Without the images, output each record below as it stands.

- - -

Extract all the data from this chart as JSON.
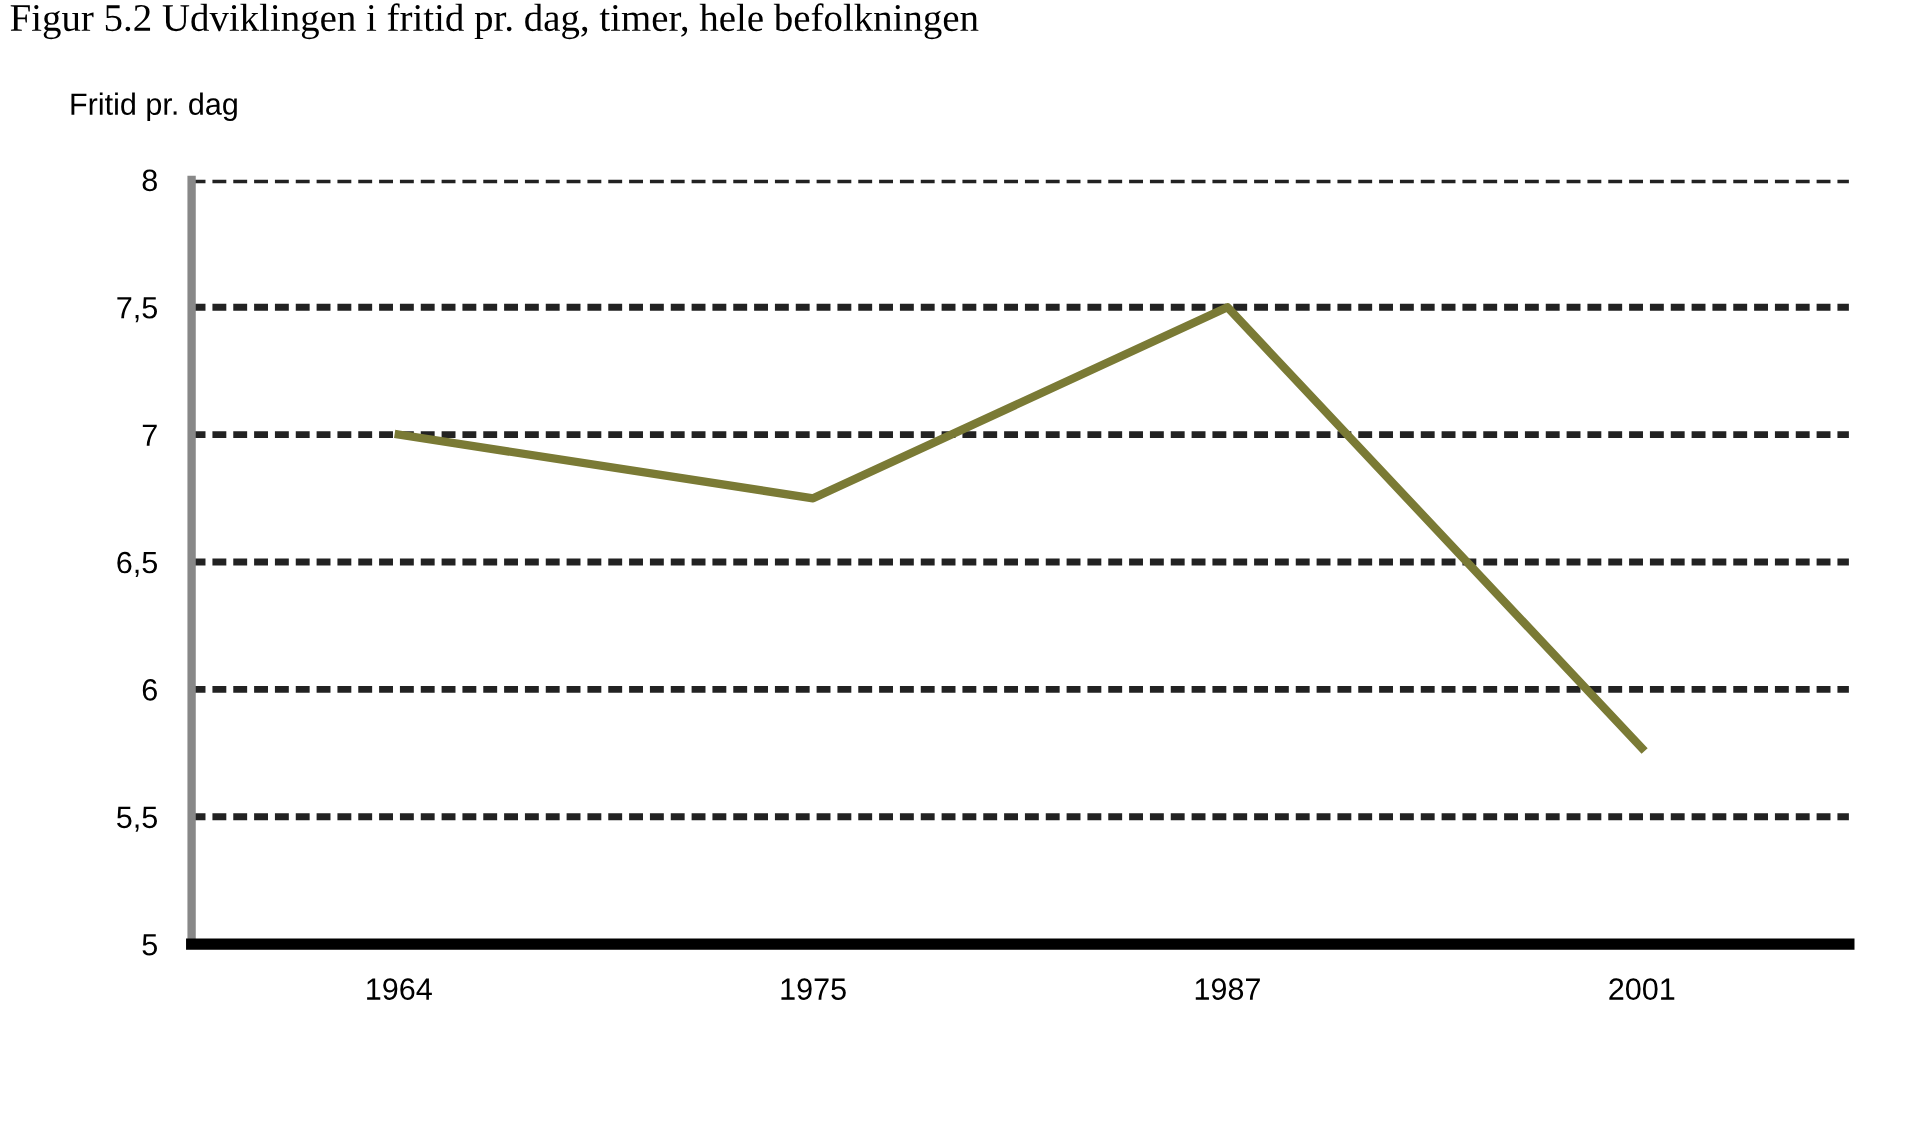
{
  "chart_data": {
    "type": "line",
    "title": "Figur 5.2 Udviklingen i fritid pr. dag, timer, hele befolkningen",
    "ylabel": "Fritid pr. dag",
    "categories": [
      "1964",
      "1975",
      "1987",
      "2001"
    ],
    "series": [
      {
        "color": "#7a7a35",
        "values": [
          7.0,
          6.75,
          7.5,
          5.77
        ]
      }
    ],
    "ylim": [
      5,
      8
    ],
    "yticks": [
      5,
      {
        "value": 5.5,
        "label": "5,5"
      },
      6,
      {
        "value": 6.5,
        "label": "6,5"
      },
      7,
      {
        "value": 7.5,
        "label": "7,5"
      },
      8
    ],
    "grid": "y",
    "marker": "none",
    "line_style": "solid"
  }
}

- - -

**Finished exercise**:
Extract all the data from this chart as JSON.
{
  "chart_data": {
    "type": "line",
    "title": "Figur 5.2 Udviklingen i fritid pr. dag, timer, hele befolkningen",
    "ylabel": "Fritid pr. dag",
    "categories": [
      "1964",
      "1975",
      "1987",
      "2001"
    ],
    "series": [
      {
        "color": "#7a7a35",
        "values": [
          7.0,
          6.75,
          7.5,
          5.77
        ]
      }
    ],
    "ylim": [
      5,
      8
    ],
    "yticks": [
      5,
      {
        "value": 5.5,
        "label": "5,5"
      },
      6,
      {
        "value": 6.5,
        "label": "6,5"
      },
      7,
      {
        "value": 7.5,
        "label": "7,5"
      },
      8
    ],
    "grid": "y",
    "marker": "none",
    "line_style": "solid"
  }
}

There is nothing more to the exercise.